• Exercise instructions: Wherever a line below holds the word "step", copy that line.

Figure record listings
──────────────────────────────
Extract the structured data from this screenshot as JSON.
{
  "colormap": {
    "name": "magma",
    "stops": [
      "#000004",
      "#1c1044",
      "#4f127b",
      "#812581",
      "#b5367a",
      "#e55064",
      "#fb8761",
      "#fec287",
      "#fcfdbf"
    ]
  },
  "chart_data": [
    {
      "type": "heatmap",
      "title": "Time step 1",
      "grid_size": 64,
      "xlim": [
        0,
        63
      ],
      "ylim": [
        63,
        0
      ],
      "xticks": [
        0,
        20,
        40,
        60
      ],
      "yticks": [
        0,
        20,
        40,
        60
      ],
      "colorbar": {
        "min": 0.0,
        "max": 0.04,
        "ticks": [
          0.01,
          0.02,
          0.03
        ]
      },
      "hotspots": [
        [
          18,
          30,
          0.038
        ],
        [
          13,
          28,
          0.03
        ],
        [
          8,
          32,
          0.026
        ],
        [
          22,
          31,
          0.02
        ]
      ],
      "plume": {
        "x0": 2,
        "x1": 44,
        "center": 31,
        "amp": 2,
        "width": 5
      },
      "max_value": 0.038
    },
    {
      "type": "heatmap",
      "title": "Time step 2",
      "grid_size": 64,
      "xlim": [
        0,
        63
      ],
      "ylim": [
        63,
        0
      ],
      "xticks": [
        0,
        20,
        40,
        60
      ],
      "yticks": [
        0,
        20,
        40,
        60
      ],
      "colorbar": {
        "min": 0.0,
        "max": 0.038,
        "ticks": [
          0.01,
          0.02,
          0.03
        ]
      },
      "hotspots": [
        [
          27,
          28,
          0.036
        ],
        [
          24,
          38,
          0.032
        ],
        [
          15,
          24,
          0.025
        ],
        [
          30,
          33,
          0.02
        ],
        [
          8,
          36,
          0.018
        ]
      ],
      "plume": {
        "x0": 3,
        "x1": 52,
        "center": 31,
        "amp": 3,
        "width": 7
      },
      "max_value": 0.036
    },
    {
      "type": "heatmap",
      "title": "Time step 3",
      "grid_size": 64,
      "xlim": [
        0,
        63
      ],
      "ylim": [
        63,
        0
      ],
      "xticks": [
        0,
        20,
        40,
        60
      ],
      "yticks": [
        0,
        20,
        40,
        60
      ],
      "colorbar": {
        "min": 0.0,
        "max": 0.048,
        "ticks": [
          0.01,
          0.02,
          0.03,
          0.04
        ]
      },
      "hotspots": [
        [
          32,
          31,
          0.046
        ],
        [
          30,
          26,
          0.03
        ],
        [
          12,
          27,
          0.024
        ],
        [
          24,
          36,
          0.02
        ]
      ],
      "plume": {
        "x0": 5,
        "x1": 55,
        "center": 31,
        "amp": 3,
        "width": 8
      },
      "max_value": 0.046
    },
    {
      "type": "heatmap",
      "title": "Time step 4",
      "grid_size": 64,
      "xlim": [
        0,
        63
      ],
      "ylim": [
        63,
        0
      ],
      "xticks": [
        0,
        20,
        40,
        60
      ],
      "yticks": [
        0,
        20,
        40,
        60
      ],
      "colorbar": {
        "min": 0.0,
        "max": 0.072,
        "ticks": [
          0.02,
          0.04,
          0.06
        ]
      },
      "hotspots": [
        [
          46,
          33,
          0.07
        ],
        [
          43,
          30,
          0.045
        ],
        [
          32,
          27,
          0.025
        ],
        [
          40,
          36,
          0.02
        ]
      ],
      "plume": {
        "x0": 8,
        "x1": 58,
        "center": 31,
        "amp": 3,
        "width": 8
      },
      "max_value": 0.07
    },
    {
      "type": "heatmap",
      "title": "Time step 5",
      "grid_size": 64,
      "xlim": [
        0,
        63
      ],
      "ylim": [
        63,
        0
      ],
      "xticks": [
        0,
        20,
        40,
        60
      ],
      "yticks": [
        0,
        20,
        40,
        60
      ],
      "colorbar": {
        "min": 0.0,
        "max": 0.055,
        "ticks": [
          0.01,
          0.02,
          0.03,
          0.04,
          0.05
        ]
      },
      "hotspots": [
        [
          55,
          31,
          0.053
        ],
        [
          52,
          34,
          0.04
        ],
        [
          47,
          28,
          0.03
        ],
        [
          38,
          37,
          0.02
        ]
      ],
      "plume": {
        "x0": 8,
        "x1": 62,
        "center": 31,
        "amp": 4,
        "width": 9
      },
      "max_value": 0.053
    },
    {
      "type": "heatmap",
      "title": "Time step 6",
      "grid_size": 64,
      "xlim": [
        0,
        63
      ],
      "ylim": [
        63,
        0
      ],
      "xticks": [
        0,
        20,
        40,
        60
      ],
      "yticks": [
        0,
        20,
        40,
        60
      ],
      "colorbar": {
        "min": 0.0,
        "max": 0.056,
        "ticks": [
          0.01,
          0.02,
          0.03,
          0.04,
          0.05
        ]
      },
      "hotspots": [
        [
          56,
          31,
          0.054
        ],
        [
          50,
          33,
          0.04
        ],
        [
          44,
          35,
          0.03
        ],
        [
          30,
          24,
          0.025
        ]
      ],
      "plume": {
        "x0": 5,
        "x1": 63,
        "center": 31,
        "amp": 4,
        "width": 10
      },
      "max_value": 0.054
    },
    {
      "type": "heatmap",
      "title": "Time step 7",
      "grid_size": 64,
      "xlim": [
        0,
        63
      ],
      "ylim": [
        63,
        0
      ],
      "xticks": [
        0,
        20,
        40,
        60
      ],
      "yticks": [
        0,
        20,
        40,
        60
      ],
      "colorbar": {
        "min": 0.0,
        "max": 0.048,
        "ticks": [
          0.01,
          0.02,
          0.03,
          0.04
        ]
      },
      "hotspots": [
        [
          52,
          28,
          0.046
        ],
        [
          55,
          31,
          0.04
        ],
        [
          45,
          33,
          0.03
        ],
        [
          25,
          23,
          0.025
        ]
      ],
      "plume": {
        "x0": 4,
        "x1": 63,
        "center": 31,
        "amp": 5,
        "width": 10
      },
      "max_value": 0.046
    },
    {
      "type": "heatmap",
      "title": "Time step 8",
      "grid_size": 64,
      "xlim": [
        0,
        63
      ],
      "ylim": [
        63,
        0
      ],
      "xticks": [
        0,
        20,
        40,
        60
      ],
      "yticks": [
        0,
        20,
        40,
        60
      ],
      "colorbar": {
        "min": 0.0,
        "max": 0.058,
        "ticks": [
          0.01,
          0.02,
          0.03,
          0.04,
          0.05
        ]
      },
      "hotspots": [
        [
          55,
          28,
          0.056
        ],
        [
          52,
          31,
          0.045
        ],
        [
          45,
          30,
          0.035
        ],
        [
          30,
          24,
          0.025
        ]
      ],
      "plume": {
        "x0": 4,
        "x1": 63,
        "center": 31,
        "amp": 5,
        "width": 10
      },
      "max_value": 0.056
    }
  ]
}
──────────────────────────────
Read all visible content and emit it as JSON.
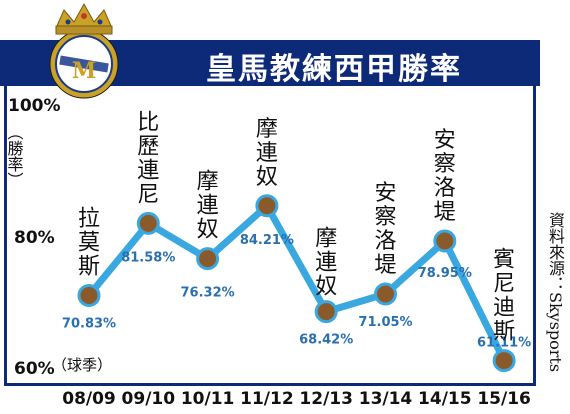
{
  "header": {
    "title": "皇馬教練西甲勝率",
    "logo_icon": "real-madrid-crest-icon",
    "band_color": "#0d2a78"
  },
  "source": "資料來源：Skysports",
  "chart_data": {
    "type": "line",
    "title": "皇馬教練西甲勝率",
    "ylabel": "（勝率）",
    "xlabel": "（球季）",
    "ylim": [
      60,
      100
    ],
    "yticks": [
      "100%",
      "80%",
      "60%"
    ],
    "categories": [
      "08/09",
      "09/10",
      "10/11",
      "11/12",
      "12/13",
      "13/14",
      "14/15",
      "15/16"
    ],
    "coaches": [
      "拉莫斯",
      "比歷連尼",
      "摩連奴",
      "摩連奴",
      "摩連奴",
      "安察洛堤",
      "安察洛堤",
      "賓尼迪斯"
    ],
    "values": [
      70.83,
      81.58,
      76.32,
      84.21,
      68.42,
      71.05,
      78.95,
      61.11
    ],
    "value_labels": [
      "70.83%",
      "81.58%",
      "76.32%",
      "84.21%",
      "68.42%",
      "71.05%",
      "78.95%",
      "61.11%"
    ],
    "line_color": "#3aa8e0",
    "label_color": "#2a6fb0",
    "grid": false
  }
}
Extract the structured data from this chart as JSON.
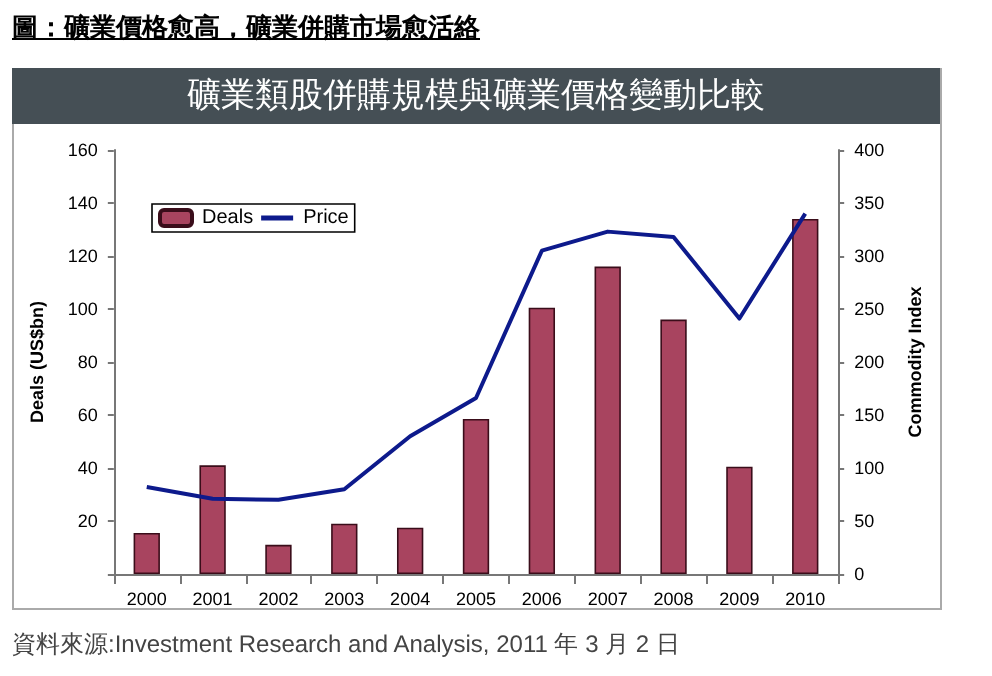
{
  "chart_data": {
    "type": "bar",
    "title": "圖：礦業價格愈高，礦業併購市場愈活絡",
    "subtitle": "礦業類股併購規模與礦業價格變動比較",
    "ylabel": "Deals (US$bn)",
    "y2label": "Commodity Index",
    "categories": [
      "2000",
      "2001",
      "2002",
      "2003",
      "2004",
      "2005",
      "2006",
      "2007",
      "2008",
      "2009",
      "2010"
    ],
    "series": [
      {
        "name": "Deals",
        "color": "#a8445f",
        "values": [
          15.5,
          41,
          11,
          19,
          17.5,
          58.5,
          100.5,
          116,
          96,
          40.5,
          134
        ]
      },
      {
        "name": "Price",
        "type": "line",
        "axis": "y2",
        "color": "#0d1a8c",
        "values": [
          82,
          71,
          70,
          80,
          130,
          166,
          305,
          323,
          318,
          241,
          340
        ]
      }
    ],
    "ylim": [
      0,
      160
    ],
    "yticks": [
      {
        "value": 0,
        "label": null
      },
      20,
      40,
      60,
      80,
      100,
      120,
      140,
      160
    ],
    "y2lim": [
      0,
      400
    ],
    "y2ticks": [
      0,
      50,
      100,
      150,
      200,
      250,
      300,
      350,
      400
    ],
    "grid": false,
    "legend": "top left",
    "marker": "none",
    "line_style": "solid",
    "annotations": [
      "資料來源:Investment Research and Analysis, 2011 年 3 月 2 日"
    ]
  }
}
──────────────────────────────
• Output of the task:
      "title": "Time step 1",
      "title": "Time step 2",
      "title": "Time step 3",
      "title": "Time step 4",
      "title": "Time step 5",
      "title": "Time step 6",
      "title": "Time step 7",
      "title": "Time step 8",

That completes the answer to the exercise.